YOUR TASK →
Copy every line that holds "Information".

MATERIAL FOR THIS EXERCISE →
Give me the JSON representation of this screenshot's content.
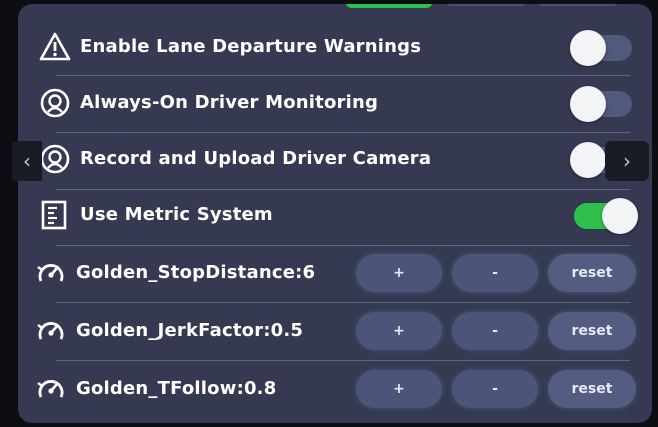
{
  "toggles": [
    {
      "label": "Enable Lane Departure Warnings",
      "icon": "warning-triangle-icon",
      "state": "off"
    },
    {
      "label": "Always-On Driver Monitoring",
      "icon": "driver-monitoring-icon",
      "state": "off"
    },
    {
      "label": "Record and Upload Driver Camera",
      "icon": "driver-camera-icon",
      "state": "off"
    },
    {
      "label": "Use Metric System",
      "icon": "metric-ruler-icon",
      "state": "on"
    }
  ],
  "params": [
    {
      "label": "Golden_StopDistance:6",
      "icon": "gauge-icon",
      "plus": "+",
      "minus": "-",
      "reset": "reset"
    },
    {
      "label": "Golden_JerkFactor:0.5",
      "icon": "gauge-icon",
      "plus": "+",
      "minus": "-",
      "reset": "reset"
    },
    {
      "label": "Golden_TFollow:0.8",
      "icon": "gauge-icon",
      "plus": "+",
      "minus": "-",
      "reset": "reset"
    }
  ],
  "nav": {
    "prev": "‹",
    "next": "›"
  },
  "colors": {
    "panel": "#353a52",
    "toggle_off": "#51597d",
    "toggle_on": "#2fbf4b",
    "button": "#4c5479"
  }
}
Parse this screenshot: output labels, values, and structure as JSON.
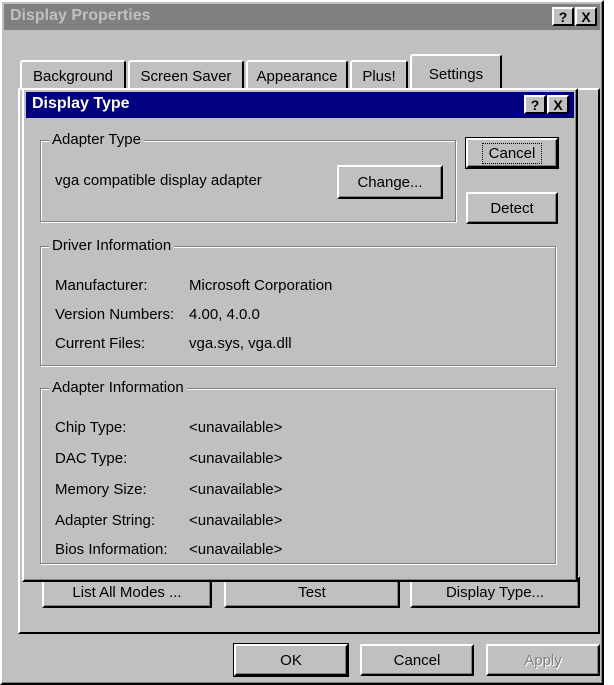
{
  "outer_window": {
    "title": "Display Properties",
    "help_button": "?",
    "close_button": "X"
  },
  "tabs": [
    {
      "label": "Background"
    },
    {
      "label": "Screen Saver"
    },
    {
      "label": "Appearance"
    },
    {
      "label": "Plus!"
    },
    {
      "label": "Settings"
    }
  ],
  "settings_buttons": {
    "list_all_modes": "List All Modes ...",
    "test": "Test",
    "display_type": "Display Type..."
  },
  "bottom_buttons": {
    "ok": "OK",
    "cancel": "Cancel",
    "apply": "Apply"
  },
  "dialog": {
    "title": "Display Type",
    "help_button": "?",
    "close_button": "X",
    "cancel_button": "Cancel",
    "detect_button": "Detect",
    "adapter_type": {
      "label": "Adapter Type",
      "value": "vga compatible display adapter",
      "change_button": "Change..."
    },
    "driver_info": {
      "label": "Driver Information",
      "rows": [
        {
          "key": "Manufacturer:",
          "value": "Microsoft Corporation"
        },
        {
          "key": "Version Numbers:",
          "value": "4.00, 4.0.0"
        },
        {
          "key": "Current Files:",
          "value": "vga.sys, vga.dll"
        }
      ]
    },
    "adapter_info": {
      "label": "Adapter Information",
      "rows": [
        {
          "key": "Chip Type:",
          "value": "<unavailable>"
        },
        {
          "key": "DAC Type:",
          "value": "<unavailable>"
        },
        {
          "key": "Memory Size:",
          "value": "<unavailable>"
        },
        {
          "key": "Adapter String:",
          "value": "<unavailable>"
        },
        {
          "key": "Bios Information:",
          "value": "<unavailable>"
        }
      ]
    }
  },
  "colors": {
    "inactive_title": "#808080",
    "active_title": "#000080",
    "face": "#c0c0c0"
  }
}
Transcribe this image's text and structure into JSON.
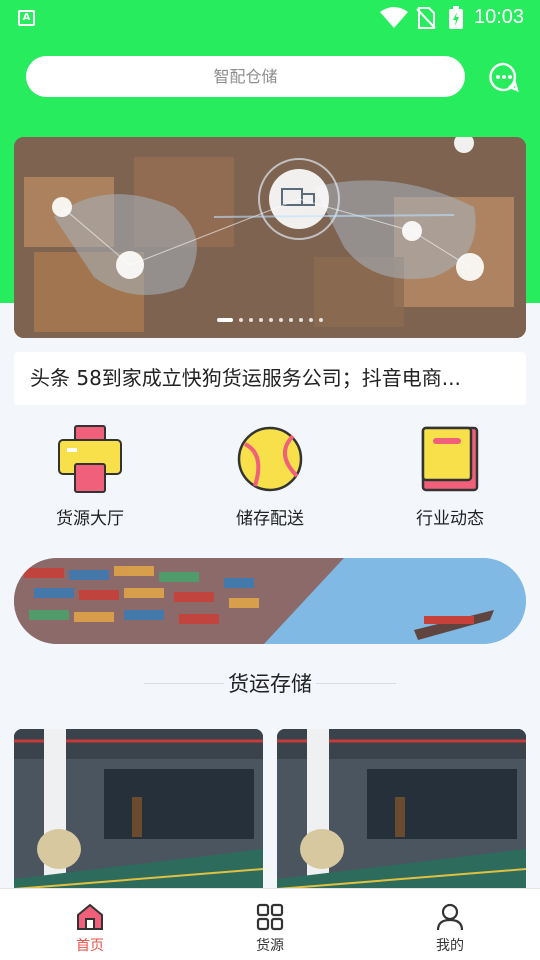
{
  "status_bar": {
    "app_badge": "A",
    "time": "10:03"
  },
  "search": {
    "placeholder": "智配仓储"
  },
  "banner": {
    "slide_count": 10,
    "active_index": 0
  },
  "ticker": {
    "text": "头条 58到家成立快狗货运服务公司；抖音电商..."
  },
  "quick_entries": [
    {
      "label": "货源大厅",
      "icon": "printer-icon"
    },
    {
      "label": "储存配送",
      "icon": "ball-icon"
    },
    {
      "label": "行业动态",
      "icon": "book-icon"
    }
  ],
  "section": {
    "title": "货运存储"
  },
  "tabbar": {
    "tabs": [
      {
        "label": "首页",
        "icon": "home-icon",
        "active": true
      },
      {
        "label": "货源",
        "icon": "grid-icon",
        "active": false
      },
      {
        "label": "我的",
        "icon": "user-icon",
        "active": false
      }
    ]
  },
  "colors": {
    "header_green": "#27ec5d",
    "accent_red": "#e8514a",
    "page_bg": "#f3f6fb"
  }
}
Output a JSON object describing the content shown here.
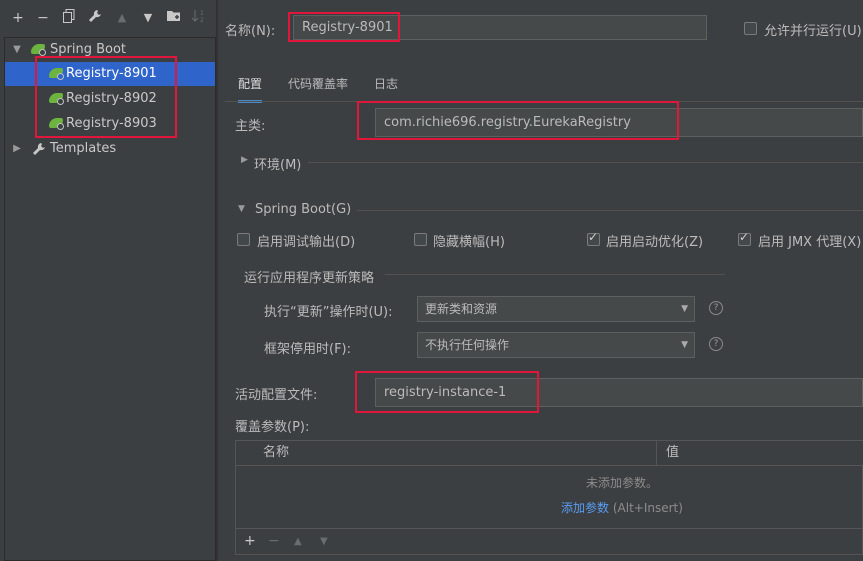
{
  "toolbar": {
    "add": "+",
    "remove": "−",
    "copy": "⧉",
    "edit": "🔧",
    "up": "▲",
    "down": "▼",
    "folder": "📁",
    "sort": "↓²"
  },
  "tree": {
    "group_label": "Spring Boot",
    "items": [
      {
        "label": "Registry-8901"
      },
      {
        "label": "Registry-8902"
      },
      {
        "label": "Registry-8903"
      }
    ],
    "templates_label": "Templates"
  },
  "form": {
    "name_label": "名称(N):",
    "name_value": "Registry-8901",
    "parallel_label": "允许并行运行(U)",
    "tabs": [
      "配置",
      "代码覆盖率",
      "日志"
    ],
    "main_class_label": "主类:",
    "main_class_value": "com.richie696.registry.EurekaRegistry",
    "env_label": "环境(M)",
    "spring_boot_label": "Spring Boot(G)",
    "options": [
      {
        "label": "启用调试输出(D)",
        "checked": false
      },
      {
        "label": "隐藏横幅(H)",
        "checked": false
      },
      {
        "label": "启用启动优化(Z)",
        "checked": true
      },
      {
        "label": "启用 JMX 代理(X)",
        "checked": true
      }
    ],
    "update_policy_label": "运行应用程序更新策略",
    "on_update_label": "执行“更新”操作时(U):",
    "on_update_value": "更新类和资源",
    "on_frame_label": "框架停用时(F):",
    "on_frame_value": "不执行任何操作",
    "active_profiles_label": "活动配置文件:",
    "active_profiles_value": "registry-instance-1",
    "override_label": "覆盖参数(P):",
    "table": {
      "columns": [
        "名称",
        "值"
      ],
      "empty_text": "未添加参数。",
      "add_link": "添加参数",
      "add_shortcut": "(Alt+Insert)"
    }
  },
  "colors": {
    "selection": "#2f65ca",
    "highlight_box": "#e0163a",
    "link": "#589df6",
    "spring_green": "#6db33f"
  }
}
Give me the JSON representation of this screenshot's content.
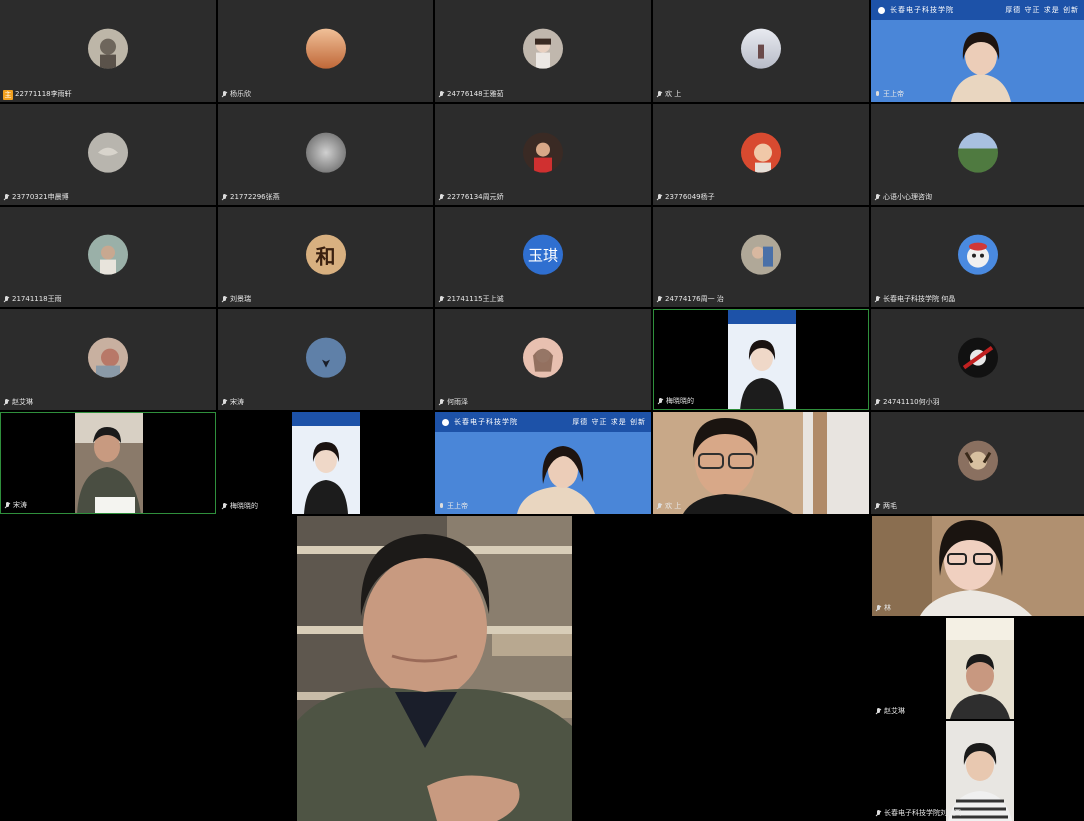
{
  "grid": {
    "tiles": [
      {
        "name": "22771118李雨轩",
        "label": "22771118李雨轩",
        "avatar": {
          "bg": "#bdb6a8"
        },
        "host": true
      },
      {
        "name": "杨乐欣",
        "label": "杨乐欣",
        "avatar": {
          "bg": "#d79668"
        }
      },
      {
        "name": "24776148王雅茹",
        "label": "24776148王雅茹",
        "avatar": {
          "bg": "#c0b7ad"
        }
      },
      {
        "name": "欢上",
        "label": "欢   上",
        "avatar": {
          "bg": "#d8d8dc"
        }
      },
      {
        "name": "王上帝-video",
        "label": "王上帝"
      },
      {
        "name": "23770321申晨博",
        "label": "23770321申晨博",
        "avatar": {
          "bg": "#b8b5ae"
        }
      },
      {
        "name": "21772296张燕",
        "label": "21772296张燕",
        "avatar": {
          "bg": "#9a9a9a"
        }
      },
      {
        "name": "22776134周元娇",
        "label": "22776134周元娇",
        "avatar": {
          "bg": "#7a4a3a"
        }
      },
      {
        "name": "23776049杨子",
        "label": "23776049杨子",
        "avatar": {
          "bg": "#d55a40"
        }
      },
      {
        "name": "心语小心理",
        "label": "心语小心理咨询",
        "avatar": {
          "bg": "#6b8f5a"
        }
      },
      {
        "name": "21741118王雨",
        "label": "21741118王雨",
        "avatar": {
          "bg": "#9a9080"
        }
      },
      {
        "name": "刘景瑞",
        "label": "刘景瑞",
        "avatar": {
          "bg": "#caa068",
          "text": "和"
        }
      },
      {
        "name": "21741115王上诚",
        "label": "21741115王上诚",
        "avatar": {
          "bg": "#2f6fd0",
          "text": "玉琪"
        }
      },
      {
        "name": "24774176周一",
        "label": "24774176周一   治",
        "avatar": {
          "bg": "#a09888"
        }
      },
      {
        "name": "长春电子科技学院-何晶",
        "label": "长春电子科技学院 何晶",
        "avatar": {
          "bg": "#3a7ad8"
        }
      },
      {
        "name": "赵艾琳",
        "label": "赵艾琳",
        "avatar": {
          "bg": "#b89080"
        }
      },
      {
        "name": "宋涛",
        "label": "宋涛",
        "avatar": {
          "bg": "#4f6f98"
        }
      },
      {
        "name": "何雨泽",
        "label": "何雨泽",
        "avatar": {
          "bg": "#caa088"
        }
      },
      {
        "name": "梅晓晓-video",
        "label": "梅晓晓的"
      },
      {
        "name": "24741110何小羽",
        "label": "24741110何小羽",
        "avatar": {
          "bg": "#aa2020"
        }
      },
      {
        "name": "宋涛-video",
        "label": "宋涛"
      },
      {
        "name": "梅晓晓2-video",
        "label": "梅晓晓的"
      },
      {
        "name": "王上帝2-video",
        "label": "王上帝"
      },
      {
        "name": "欢上-video",
        "label": "欢   上"
      },
      {
        "name": "两毛",
        "label": "两毛",
        "avatar": {
          "bg": "#9a8070"
        }
      }
    ]
  },
  "school_banner": {
    "name": "长春电子科技学院",
    "motto": "厚德 守正 求是 创新"
  },
  "speaker": {
    "label": ""
  },
  "side": {
    "top": {
      "label": "林"
    },
    "middle": {
      "label": "赵艾琳"
    },
    "bottom": {
      "label": "长春电子科技学院刘圆圆"
    }
  },
  "colors": {
    "tile_bg": "#2c2c2c",
    "active_border": "#2f8f3c",
    "banner_blue": "#1d52a8",
    "video_blue": "#4a86d8"
  }
}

FINISHED ANSWER →
      "label": "Driver Information",
      "label": "Adapter Information",
          "key": "Bios Information:",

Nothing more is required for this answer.